Source des photos : Yann san de Maison Wabi-Sabi
Akira et Yachiyo YASUDA
« Akira et Yachiyo YASUDA étaient les propriétaires de la minshuku, mon pied à terre à Kyōto. Ils font partie de l’histoire de ce projet par leur hospitalité et leur gentillesse. Omotenashi お持て成し. »
« En 2008, lors de mon tout premier voyage au Japon, j’étais basé à Kyōto. Je dormais dans une Minshuku (chambre d’hôtes) située dans l’arrondissement de Higashiyama. Les Maiko (apprenties Geiko) se promènent et on peut ressentir l’authenticité de la ville de Kyōto, par son architecture, ses temples, ses petits commerces et sa tranquillité. Pour vous situer l’auberge du nom de Kamogawaen : Route de Kawabata-dori (comme le nom du poète), dans le district de Miyagawasuji, le long de la rivière Kamogawa, pas très loin du temple Kennin-ji. La Minshuku comptait : 4 chambres (2 petites, 1 moyenne et 1 grande), 1 salle de bain, 2 toilettes, et le salon et cuisine des propriétaires. Le petit déjeuner était préparé tôt le matin et apporté dans chaque chambre. Seulement 4000 Yen (35 euros environ) par nuit et par personne. »
« A chacun de mes voyages, j’ai logé chez eux pour une nuit ou pour une semaine. J’ai déjeuné et dîné avec eux. Certains soirs, on a beaucoup bu avec Akira (avec modération quand même) et beaucoup mangé grâce à Yachiyo. Je remercie beaucoup Google Translation d’avoir fait partie de l’ambiance car nous avons beaucoup rigolé. »
« Akira m’a fait découvrir le Kyōto authentique, ses temples, ses restaurants et mon premier Onsen, à Kurama, était avec lui. Akira est un passionné de photos, de nature et il est très curieux. Yachiyo est fan de Pachinko パチンコ et adore aller au restaurant toujours bien apprêtée. Je les considère un peu comme mes grands-parents japonais. »

→ Données d'analyse de mise en page du document:

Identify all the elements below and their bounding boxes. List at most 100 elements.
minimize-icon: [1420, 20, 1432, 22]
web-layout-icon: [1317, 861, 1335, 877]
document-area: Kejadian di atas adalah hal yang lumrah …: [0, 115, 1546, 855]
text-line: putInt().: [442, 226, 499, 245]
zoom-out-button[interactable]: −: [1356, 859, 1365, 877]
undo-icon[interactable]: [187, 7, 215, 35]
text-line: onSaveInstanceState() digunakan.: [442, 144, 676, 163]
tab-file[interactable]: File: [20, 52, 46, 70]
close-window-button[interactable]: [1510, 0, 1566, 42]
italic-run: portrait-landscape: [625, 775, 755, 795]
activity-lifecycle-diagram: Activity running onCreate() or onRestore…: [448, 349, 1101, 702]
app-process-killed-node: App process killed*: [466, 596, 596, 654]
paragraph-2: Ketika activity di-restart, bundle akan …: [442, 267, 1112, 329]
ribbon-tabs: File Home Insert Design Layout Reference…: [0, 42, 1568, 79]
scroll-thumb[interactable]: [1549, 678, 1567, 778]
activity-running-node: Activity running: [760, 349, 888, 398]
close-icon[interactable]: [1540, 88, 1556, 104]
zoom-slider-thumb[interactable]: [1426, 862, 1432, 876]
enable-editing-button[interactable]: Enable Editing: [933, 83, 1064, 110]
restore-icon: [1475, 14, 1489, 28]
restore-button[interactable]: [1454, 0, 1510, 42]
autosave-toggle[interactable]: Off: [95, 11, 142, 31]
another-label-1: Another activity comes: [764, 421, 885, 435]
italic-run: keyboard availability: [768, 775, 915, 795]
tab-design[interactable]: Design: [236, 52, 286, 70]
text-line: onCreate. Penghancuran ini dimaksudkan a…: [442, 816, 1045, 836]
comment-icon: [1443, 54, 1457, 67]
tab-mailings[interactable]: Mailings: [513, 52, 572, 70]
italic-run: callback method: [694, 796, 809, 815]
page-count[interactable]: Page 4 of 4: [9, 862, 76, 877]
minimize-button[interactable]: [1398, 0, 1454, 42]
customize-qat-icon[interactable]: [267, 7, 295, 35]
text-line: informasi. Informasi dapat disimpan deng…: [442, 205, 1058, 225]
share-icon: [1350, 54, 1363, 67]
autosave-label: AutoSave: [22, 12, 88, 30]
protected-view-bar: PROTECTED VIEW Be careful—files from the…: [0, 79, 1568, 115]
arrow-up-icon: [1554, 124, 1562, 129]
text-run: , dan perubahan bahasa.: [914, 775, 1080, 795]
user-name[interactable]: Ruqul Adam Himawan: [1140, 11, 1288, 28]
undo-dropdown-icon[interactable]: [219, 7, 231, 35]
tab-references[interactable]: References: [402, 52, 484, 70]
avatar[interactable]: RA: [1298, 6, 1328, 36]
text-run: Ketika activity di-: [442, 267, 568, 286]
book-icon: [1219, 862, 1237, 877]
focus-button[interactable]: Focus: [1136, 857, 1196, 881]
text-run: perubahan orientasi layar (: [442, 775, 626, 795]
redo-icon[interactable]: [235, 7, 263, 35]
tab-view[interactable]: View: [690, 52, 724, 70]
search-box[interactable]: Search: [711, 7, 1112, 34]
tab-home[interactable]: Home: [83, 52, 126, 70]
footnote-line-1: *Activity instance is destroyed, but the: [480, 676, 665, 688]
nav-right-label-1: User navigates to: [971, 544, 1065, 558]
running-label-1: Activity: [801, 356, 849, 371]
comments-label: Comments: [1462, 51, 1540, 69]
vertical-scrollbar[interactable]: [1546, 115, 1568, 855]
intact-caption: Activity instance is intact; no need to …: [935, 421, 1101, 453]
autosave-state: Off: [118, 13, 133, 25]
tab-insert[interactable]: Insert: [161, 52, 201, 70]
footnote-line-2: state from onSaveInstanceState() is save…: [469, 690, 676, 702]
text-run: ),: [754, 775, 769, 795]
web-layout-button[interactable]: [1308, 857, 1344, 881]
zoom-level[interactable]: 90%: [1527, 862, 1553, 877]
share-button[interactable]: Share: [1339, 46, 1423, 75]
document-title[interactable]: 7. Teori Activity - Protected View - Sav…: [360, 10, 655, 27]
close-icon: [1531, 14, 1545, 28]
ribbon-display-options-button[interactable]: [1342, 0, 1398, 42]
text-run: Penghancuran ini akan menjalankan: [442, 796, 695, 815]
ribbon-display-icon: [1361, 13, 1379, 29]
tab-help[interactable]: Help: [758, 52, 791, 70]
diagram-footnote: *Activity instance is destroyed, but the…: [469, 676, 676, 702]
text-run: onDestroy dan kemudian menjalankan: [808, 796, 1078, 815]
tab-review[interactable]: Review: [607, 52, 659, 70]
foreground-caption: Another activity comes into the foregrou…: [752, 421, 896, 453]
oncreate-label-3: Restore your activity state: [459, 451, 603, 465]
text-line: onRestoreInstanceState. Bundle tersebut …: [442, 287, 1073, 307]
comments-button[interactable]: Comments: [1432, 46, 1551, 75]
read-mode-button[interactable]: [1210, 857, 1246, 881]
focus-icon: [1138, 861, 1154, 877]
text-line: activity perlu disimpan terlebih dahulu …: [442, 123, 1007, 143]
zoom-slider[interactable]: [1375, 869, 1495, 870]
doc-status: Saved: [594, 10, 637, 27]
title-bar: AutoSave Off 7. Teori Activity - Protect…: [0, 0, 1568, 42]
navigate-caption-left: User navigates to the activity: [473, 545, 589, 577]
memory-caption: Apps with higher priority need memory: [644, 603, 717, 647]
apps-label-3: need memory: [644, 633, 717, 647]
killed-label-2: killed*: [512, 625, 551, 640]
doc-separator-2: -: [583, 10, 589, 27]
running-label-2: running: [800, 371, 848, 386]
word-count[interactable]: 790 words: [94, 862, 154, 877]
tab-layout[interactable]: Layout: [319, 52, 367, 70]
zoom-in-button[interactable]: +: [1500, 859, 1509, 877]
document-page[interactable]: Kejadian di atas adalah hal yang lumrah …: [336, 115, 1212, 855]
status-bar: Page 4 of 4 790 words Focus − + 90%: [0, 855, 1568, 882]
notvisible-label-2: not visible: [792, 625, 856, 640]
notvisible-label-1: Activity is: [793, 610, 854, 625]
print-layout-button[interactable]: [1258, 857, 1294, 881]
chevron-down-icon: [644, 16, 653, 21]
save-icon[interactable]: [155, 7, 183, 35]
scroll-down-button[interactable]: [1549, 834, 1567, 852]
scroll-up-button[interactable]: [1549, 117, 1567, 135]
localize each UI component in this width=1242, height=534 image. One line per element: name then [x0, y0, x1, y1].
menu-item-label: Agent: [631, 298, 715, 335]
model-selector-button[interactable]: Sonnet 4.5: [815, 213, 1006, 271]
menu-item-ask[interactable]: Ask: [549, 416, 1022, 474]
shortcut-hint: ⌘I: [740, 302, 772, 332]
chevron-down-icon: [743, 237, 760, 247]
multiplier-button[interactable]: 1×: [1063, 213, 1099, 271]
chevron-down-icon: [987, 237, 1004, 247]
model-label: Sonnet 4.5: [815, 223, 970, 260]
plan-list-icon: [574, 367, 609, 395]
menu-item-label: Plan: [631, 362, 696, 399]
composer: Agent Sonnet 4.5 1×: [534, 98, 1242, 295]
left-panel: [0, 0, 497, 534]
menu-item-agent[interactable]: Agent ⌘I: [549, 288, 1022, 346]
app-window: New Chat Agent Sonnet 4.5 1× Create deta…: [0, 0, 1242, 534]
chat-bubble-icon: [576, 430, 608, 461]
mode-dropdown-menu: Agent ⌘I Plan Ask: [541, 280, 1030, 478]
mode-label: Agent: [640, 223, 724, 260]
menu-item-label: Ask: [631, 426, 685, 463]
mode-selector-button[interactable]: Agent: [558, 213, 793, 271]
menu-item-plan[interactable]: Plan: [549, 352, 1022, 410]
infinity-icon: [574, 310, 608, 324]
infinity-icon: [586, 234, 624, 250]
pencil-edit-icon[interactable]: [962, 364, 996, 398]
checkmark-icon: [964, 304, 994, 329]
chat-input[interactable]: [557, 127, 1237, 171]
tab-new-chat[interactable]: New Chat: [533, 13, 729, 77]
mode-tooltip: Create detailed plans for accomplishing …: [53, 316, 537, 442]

→ TRAVAIL DEMANDÉ: Poursuivez le texte sur Akira et Yachiyo Yasuda, hôtes d'une minshuku à Kyōto, à partir de sa dernière phrase.

→ RÉSULTAT:
« La Minshuku a fermé définitivement fin 2019. Ils sont partis en retraite et vivent désormais dans l’arrondissement de Fushimi, dans le sud de Kyōto. Je les ai revus à Kyōto pendant mon Ceramic Tour 2023. »
« Akira et Yachiyo YASUDA font partie de l’histoire de ce projet et je ne les remercierai jamais assez pour leur hospitalité, leurs conseils, leur ouverture d’esprit et leur gentillesse. »



Source des photos : Yachiyo, Akira et Yann devant Kamogawa-en / Akira et Yann au Sanzen-in à Ōhara
Ceramic Tour au Japon
Les étapes de ce projet sont de découvrir et de faire découvrir les authentiques céramiques japonaises, françaises et européennes d’utilisation quotidienne. En utilisant les réseaux sociaux, en développant le site internet de Maison Wabi-Sabi, en expliquant « pourquoi Maison Wabi-Sabi ? et son identité artisanale, puis d’aller au Japon rencontrer les potiers qui travaillent et qui travailleront avec Maison Wabi-Sabi.
Ces « Ceramic Tour » au Japon sont indispensable dans la démarche de ce projet pour vous faire partager les rencontres avec les potiers, le « vrai » artisanat japonais de la céramique loin des marques industrielles « Company » et de la production de masse.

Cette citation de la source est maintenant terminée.